Goal>
Using the listing below, extract each line that has the word "switch" in it.

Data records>
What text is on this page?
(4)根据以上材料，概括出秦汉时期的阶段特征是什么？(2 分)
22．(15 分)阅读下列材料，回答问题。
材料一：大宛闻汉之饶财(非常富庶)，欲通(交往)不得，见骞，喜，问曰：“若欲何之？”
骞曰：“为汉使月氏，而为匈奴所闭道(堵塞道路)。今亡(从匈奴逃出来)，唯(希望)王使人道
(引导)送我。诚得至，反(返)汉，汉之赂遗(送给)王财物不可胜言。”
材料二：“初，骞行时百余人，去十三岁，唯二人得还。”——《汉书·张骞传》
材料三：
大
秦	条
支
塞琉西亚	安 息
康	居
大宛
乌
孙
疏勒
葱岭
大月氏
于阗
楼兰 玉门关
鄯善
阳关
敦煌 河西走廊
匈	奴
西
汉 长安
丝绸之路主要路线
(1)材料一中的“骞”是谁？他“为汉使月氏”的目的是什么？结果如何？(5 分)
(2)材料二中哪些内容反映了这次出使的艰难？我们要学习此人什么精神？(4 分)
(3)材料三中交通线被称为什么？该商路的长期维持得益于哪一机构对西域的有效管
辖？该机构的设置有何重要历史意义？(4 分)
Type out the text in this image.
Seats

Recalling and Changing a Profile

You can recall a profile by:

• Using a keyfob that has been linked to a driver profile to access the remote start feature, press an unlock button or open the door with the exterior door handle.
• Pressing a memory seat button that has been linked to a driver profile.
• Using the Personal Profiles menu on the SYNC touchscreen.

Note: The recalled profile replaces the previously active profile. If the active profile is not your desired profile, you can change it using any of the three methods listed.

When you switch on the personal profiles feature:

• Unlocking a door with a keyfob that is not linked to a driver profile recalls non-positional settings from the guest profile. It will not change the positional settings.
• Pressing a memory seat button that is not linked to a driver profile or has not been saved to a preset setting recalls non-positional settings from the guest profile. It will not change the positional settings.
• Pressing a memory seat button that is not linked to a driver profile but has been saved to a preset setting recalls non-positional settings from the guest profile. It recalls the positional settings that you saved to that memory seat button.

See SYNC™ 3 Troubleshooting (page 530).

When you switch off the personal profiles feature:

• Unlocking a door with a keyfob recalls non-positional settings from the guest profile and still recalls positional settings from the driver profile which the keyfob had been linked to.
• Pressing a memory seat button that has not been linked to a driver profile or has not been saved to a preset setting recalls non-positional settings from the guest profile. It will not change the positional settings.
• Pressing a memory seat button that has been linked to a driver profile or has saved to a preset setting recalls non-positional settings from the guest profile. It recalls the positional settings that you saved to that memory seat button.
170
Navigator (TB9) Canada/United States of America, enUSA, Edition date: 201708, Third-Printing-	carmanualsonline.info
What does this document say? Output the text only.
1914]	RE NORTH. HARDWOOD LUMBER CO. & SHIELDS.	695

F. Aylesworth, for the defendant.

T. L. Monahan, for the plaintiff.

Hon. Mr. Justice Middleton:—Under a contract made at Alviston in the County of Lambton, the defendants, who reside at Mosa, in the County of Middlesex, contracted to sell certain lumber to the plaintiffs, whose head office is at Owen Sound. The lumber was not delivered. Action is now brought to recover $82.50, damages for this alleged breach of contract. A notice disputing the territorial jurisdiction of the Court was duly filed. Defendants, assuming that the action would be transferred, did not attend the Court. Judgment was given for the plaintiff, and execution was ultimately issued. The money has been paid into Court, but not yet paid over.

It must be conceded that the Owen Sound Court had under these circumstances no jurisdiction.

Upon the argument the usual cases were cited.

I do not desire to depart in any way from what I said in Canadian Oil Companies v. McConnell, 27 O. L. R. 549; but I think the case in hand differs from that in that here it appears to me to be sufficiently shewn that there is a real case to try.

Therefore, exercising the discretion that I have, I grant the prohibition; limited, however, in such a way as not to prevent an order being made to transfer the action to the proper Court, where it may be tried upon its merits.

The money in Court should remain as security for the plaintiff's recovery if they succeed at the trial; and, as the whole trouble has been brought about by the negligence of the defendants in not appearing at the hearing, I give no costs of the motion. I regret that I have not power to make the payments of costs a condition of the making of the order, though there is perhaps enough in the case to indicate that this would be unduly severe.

Final result>
When you switch on the personal profiles feature:
When you switch off the personal profiles feature:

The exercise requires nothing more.